Work instructions: From the listing below, extract every line containing "available".

Stored rows:
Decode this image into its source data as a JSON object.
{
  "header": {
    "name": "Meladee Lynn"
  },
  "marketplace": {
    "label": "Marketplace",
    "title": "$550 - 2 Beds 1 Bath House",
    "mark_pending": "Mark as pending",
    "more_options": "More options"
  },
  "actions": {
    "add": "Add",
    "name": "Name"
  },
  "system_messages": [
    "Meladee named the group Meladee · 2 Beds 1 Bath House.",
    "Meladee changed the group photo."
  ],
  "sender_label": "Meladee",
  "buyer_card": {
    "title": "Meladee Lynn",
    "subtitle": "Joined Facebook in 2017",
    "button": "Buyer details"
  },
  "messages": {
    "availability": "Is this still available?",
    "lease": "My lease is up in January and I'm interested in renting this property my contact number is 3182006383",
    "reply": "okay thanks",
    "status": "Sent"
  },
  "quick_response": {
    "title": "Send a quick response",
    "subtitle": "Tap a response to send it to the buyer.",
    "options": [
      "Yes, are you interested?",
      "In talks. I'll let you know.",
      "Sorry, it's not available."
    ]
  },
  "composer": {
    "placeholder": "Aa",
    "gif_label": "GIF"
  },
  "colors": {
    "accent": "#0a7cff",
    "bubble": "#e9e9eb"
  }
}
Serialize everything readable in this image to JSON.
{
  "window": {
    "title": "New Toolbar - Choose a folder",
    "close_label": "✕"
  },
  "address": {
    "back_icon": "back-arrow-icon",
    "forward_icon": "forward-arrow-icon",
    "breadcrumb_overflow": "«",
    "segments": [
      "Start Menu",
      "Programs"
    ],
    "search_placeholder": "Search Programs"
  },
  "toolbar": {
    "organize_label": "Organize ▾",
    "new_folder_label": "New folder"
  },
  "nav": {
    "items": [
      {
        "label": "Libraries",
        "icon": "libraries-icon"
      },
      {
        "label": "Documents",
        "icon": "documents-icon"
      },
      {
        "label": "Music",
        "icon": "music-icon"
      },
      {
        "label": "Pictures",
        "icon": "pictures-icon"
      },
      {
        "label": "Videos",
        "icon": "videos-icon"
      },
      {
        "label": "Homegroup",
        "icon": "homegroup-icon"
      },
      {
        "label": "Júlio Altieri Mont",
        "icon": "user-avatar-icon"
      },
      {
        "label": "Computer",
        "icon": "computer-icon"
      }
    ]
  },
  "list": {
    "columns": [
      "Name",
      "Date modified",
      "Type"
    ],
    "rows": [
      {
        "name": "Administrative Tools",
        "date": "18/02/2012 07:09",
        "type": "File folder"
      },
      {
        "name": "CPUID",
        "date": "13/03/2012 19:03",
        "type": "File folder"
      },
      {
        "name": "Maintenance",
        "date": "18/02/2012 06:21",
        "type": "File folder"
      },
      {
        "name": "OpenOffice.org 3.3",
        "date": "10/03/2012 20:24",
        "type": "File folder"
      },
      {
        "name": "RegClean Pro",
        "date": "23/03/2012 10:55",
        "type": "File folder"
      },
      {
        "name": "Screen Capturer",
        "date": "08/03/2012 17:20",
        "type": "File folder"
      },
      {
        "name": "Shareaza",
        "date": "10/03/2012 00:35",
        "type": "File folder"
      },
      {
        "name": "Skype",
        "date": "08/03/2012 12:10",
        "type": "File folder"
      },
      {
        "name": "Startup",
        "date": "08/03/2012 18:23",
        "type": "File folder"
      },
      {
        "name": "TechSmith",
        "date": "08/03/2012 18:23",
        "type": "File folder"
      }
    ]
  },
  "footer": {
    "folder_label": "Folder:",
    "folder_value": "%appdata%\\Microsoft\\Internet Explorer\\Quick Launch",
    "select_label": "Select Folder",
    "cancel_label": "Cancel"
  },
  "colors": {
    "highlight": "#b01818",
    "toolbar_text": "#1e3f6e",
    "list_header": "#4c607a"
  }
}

Task response:
    "availability": "Is this still available?",
      "Sorry, it's not available."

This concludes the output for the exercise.